Print every line of the material below without changing a thing, but leave out the pictures.

## start Records provided

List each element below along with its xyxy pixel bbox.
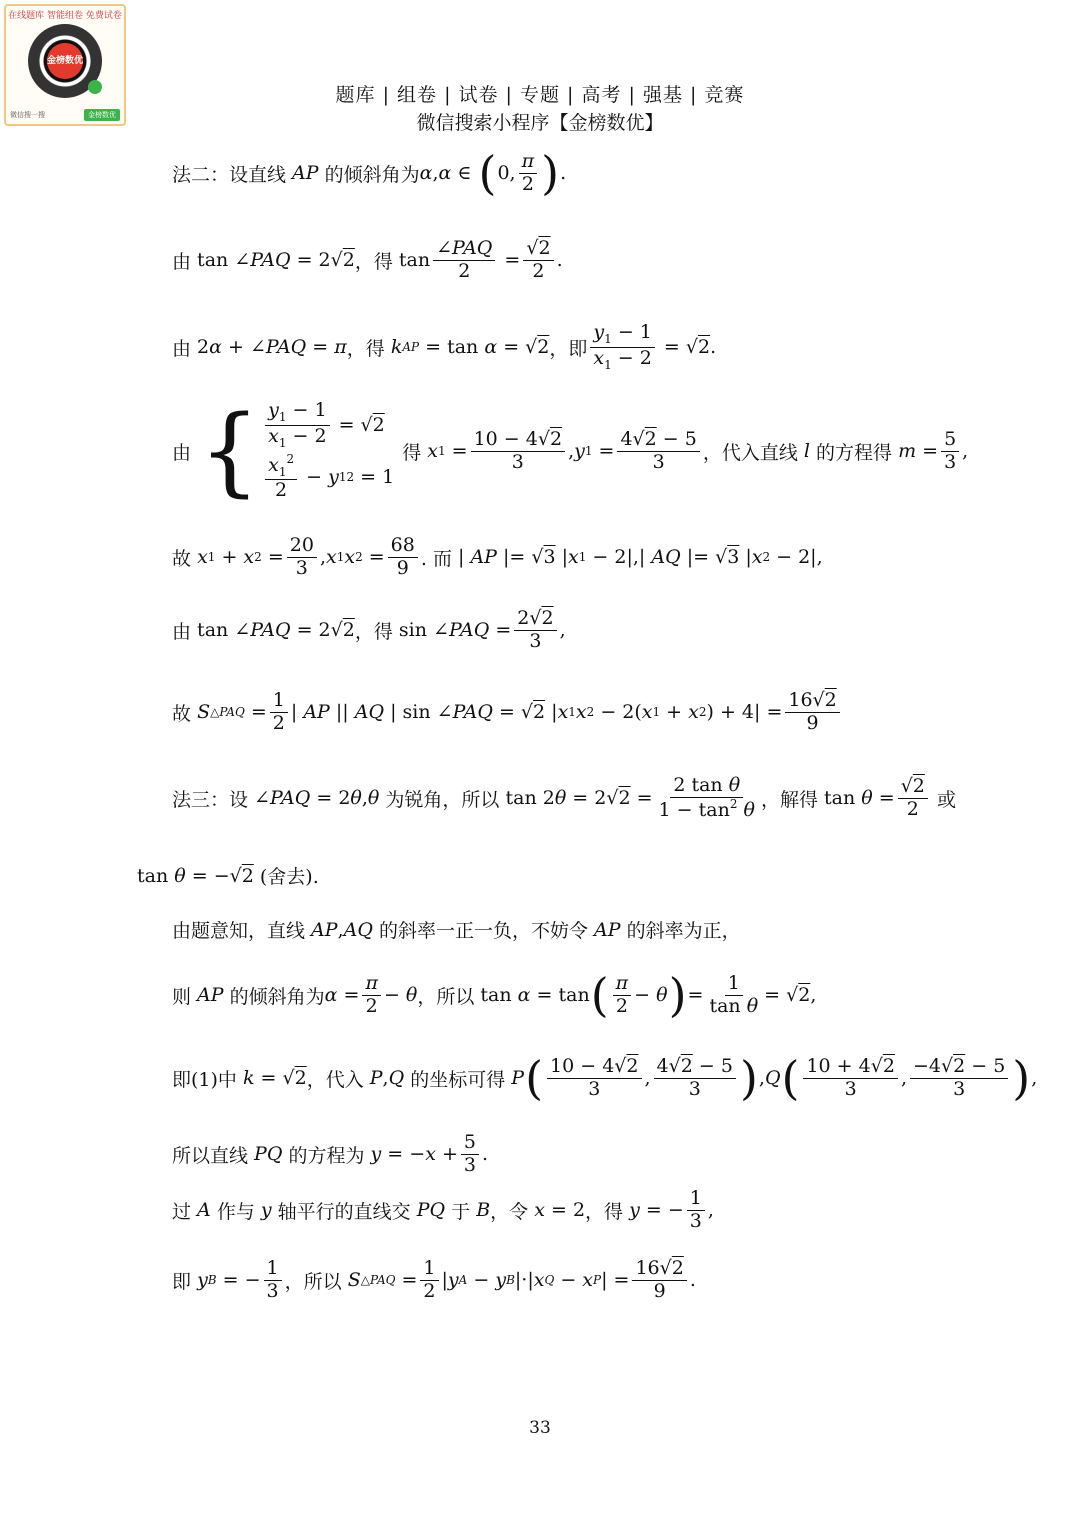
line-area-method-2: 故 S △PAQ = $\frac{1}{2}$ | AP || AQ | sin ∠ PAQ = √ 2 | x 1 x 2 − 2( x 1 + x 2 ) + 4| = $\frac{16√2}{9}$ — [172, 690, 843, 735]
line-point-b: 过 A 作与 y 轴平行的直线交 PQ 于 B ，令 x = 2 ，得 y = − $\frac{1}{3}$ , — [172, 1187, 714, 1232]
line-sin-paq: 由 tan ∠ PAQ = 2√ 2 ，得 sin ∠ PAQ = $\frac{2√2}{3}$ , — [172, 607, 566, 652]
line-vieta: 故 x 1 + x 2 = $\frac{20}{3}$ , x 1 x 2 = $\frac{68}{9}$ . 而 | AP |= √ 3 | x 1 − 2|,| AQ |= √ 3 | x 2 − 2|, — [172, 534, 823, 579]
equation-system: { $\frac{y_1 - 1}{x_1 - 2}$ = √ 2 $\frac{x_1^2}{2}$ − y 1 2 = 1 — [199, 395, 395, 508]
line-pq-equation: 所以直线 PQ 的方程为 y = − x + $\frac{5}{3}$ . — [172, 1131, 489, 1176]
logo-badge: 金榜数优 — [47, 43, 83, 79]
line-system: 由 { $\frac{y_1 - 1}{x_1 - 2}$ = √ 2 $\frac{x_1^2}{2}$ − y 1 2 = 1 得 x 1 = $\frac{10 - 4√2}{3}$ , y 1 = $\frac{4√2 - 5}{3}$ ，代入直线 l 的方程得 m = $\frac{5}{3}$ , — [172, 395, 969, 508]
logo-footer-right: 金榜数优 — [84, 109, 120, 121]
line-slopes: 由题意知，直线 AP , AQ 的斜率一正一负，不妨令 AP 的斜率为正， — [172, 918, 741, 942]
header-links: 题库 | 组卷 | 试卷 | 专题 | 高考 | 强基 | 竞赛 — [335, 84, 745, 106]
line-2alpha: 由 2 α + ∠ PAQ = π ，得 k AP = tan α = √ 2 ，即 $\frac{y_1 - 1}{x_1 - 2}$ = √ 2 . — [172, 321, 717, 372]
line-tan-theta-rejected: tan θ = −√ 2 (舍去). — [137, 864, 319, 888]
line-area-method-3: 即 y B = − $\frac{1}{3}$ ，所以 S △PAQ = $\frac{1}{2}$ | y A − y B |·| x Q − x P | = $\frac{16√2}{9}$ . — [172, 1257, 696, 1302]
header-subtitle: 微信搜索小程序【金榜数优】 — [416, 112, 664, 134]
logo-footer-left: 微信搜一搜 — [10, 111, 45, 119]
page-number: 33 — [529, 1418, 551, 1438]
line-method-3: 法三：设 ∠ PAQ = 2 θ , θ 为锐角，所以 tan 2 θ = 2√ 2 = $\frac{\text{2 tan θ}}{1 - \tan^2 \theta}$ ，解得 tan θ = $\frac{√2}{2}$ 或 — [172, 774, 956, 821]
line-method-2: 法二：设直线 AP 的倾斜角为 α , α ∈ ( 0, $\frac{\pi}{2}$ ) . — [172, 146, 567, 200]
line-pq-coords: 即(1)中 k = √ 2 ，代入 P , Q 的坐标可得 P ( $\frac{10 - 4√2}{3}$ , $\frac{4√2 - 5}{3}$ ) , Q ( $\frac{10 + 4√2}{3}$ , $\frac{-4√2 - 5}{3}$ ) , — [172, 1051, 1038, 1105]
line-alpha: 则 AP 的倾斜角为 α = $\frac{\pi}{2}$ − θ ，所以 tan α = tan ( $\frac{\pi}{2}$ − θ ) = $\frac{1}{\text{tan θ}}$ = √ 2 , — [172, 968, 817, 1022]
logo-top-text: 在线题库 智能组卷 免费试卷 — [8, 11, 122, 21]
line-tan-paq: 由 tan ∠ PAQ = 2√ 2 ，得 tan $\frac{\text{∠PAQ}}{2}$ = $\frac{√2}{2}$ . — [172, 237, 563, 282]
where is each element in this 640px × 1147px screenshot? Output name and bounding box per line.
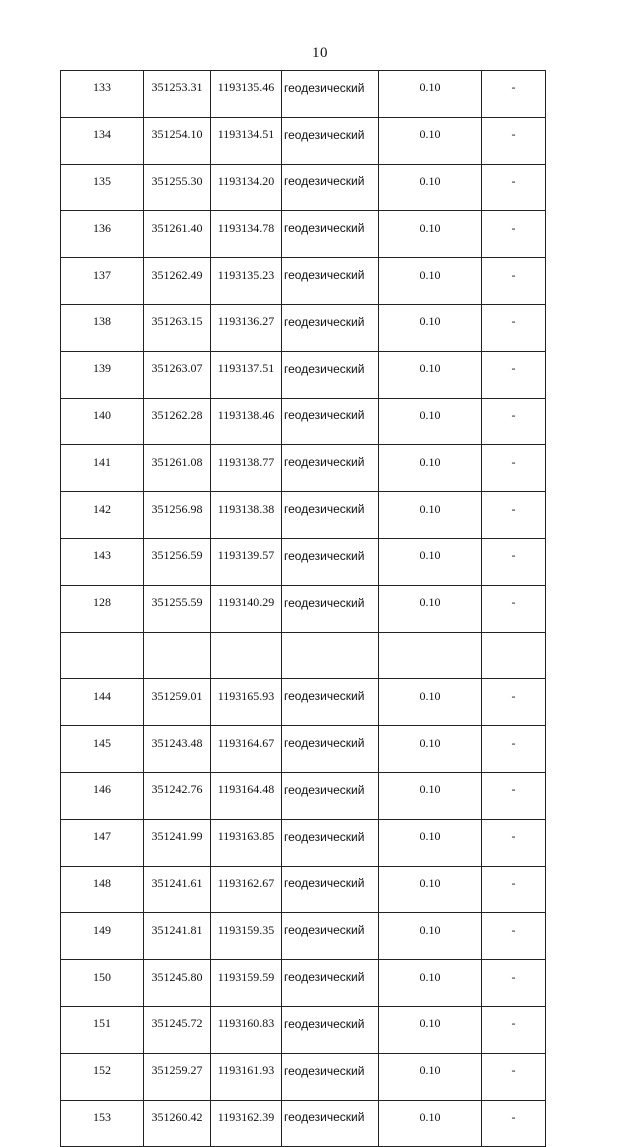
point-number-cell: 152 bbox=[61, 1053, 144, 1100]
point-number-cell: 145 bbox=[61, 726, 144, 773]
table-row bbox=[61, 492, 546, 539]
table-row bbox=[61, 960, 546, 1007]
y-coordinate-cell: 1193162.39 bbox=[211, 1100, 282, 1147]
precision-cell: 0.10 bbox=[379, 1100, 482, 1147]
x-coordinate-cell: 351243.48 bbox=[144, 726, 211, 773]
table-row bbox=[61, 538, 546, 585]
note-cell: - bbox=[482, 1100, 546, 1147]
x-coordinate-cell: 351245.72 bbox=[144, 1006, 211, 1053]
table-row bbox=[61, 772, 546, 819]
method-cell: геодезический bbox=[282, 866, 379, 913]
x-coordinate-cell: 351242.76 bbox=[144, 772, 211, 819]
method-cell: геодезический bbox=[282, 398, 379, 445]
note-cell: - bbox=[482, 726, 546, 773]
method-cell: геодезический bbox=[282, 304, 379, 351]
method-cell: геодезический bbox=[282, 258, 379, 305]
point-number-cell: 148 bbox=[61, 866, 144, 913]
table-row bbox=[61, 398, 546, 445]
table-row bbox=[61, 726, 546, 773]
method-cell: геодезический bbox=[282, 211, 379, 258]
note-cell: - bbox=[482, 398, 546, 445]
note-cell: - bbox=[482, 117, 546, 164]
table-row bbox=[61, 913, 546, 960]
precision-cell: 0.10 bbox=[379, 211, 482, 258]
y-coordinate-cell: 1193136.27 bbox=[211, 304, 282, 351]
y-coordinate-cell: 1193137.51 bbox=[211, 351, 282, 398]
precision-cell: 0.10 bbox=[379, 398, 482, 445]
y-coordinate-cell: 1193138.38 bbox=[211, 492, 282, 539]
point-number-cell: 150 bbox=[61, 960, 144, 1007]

## end Records provided

=== Task result ===
List each element below along with its xyxy pixel bbox.
line-area-method-2: 故 S △PAQ = $\frac{1}{2}$ | AP || AQ | sin ∠ PAQ = √ 2 | x 1 x 2 − 2( x 1 + x 2 ) + 4| = $\frac{16√2}{9}$ — [172, 690, 843, 735]
line-point-b: 过 A 作与 y 轴平行的直线交 PQ 于 B ，令 x = 2 ，得 y = − $\frac{1}{3}$ , — [172, 1187, 714, 1232]
line-sin-paq: 由 tan ∠ PAQ = 2√ 2 ，得 sin ∠ PAQ = $\frac{2√2}{3}$ , — [172, 607, 566, 652]
line-vieta: 故 x 1 + x 2 = $\frac{20}{3}$ , x 1 x 2 = $\frac{68}{9}$ . 而 | AP |= √ 3 | x 1 − 2|,| AQ |= √ 3 | x 2 − 2|, — [172, 534, 823, 579]
equation-system: { $\frac{y_1 - 1}{x_1 - 2}$ = √ 2 $\frac{x_1^2}{2}$ − y 1 2 = 1 — [199, 395, 395, 508]
line-pq-equation: 所以直线 PQ 的方程为 y = − x + $\frac{5}{3}$ . — [172, 1131, 489, 1176]
logo-badge: 金榜数优 — [47, 43, 83, 79]
line-system: 由 { $\frac{y_1 - 1}{x_1 - 2}$ = √ 2 $\frac{x_1^2}{2}$ − y 1 2 = 1 得 x 1 = $\frac{10 - 4√2}{3}$ , y 1 = $\frac{4√2 - 5}{3}$ ，代入直线 l 的方程得 m = $\frac{5}{3}$ , — [172, 395, 969, 508]
logo-footer-right: 金榜数优 — [84, 109, 120, 121]
line-slopes: 由题意知，直线 AP , AQ 的斜率一正一负，不妨令 AP 的斜率为正， — [172, 918, 741, 942]
header-links: 题库 | 组卷 | 试卷 | 专题 | 高考 | 强基 | 竞赛 — [335, 84, 745, 106]
line-2alpha: 由 2 α + ∠ PAQ = π ，得 k AP = tan α = √ 2 ，即 $\frac{y_1 - 1}{x_1 - 2}$ = √ 2 . — [172, 321, 717, 372]
line-tan-theta-rejected: tan θ = −√ 2 (舍去). — [137, 864, 319, 888]
line-area-method-3: 即 y B = − $\frac{1}{3}$ ，所以 S △PAQ = $\frac{1}{2}$ | y A − y B |·| x Q − x P | = $\frac{16√2}{9}$ . — [172, 1257, 696, 1302]
header-subtitle: 微信搜索小程序【金榜数优】 — [416, 112, 664, 134]
logo-footer-left: 微信搜一搜 — [10, 111, 45, 119]
page-number: 33 — [529, 1418, 551, 1438]
line-method-3: 法三：设 ∠ PAQ = 2 θ , θ 为锐角，所以 tan 2 θ = 2√ 2 = $\frac{\text{2 tan θ}}{1 - \tan^2 \theta}$ ，解得 tan θ = $\frac{√2}{2}$ 或 — [172, 774, 956, 821]
line-method-2: 法二：设直线 AP 的倾斜角为 α , α ∈ ( 0, $\frac{\pi}{2}$ ) . — [172, 146, 567, 200]
line-pq-coords: 即(1)中 k = √ 2 ，代入 P , Q 的坐标可得 P ( $\frac{10 - 4√2}{3}$ , $\frac{4√2 - 5}{3}$ ) , Q ( $\frac{10 + 4√2}{3}$ , $\frac{-4√2 - 5}{3}$ ) , — [172, 1051, 1038, 1105]
line-alpha: 则 AP 的倾斜角为 α = $\frac{\pi}{2}$ − θ ，所以 tan α = tan ( $\frac{\pi}{2}$ − θ ) = $\frac{1}{\text{tan θ}}$ = √ 2 , — [172, 968, 817, 1022]
logo-top-text: 在线题库 智能组卷 免费试卷 — [8, 11, 122, 21]
line-tan-paq: 由 tan ∠ PAQ = 2√ 2 ，得 tan $\frac{\text{∠PAQ}}{2}$ = $\frac{√2}{2}$ . — [172, 237, 563, 282]
where is each element in this 640px × 1147px screenshot? Output name and bounding box per line.
point-number-cell: 152 bbox=[61, 1053, 144, 1100]
point-number-cell: 145 bbox=[61, 726, 144, 773]
table-row bbox=[61, 492, 546, 539]
table-row bbox=[61, 960, 546, 1007]
y-coordinate-cell: 1193162.39 bbox=[211, 1100, 282, 1147]
precision-cell: 0.10 bbox=[379, 1100, 482, 1147]
x-coordinate-cell: 351243.48 bbox=[144, 726, 211, 773]
table-row bbox=[61, 538, 546, 585]
note-cell: - bbox=[482, 1100, 546, 1147]
x-coordinate-cell: 351245.72 bbox=[144, 1006, 211, 1053]
table-row bbox=[61, 772, 546, 819]
method-cell: геодезический bbox=[282, 866, 379, 913]
x-coordinate-cell: 351242.76 bbox=[144, 772, 211, 819]
method-cell: геодезический bbox=[282, 398, 379, 445]
note-cell: - bbox=[482, 726, 546, 773]
method-cell: геодезический bbox=[282, 304, 379, 351]
method-cell: геодезический bbox=[282, 258, 379, 305]
point-number-cell: 148 bbox=[61, 866, 144, 913]
table-row bbox=[61, 398, 546, 445]
table-row bbox=[61, 726, 546, 773]
method-cell: геодезический bbox=[282, 211, 379, 258]
note-cell: - bbox=[482, 398, 546, 445]
note-cell: - bbox=[482, 117, 546, 164]
table-row bbox=[61, 913, 546, 960]
precision-cell: 0.10 bbox=[379, 211, 482, 258]
y-coordinate-cell: 1193136.27 bbox=[211, 304, 282, 351]
y-coordinate-cell: 1193137.51 bbox=[211, 351, 282, 398]
precision-cell: 0.10 bbox=[379, 398, 482, 445]
y-coordinate-cell: 1193138.38 bbox=[211, 492, 282, 539]
point-number-cell: 150 bbox=[61, 960, 144, 1007]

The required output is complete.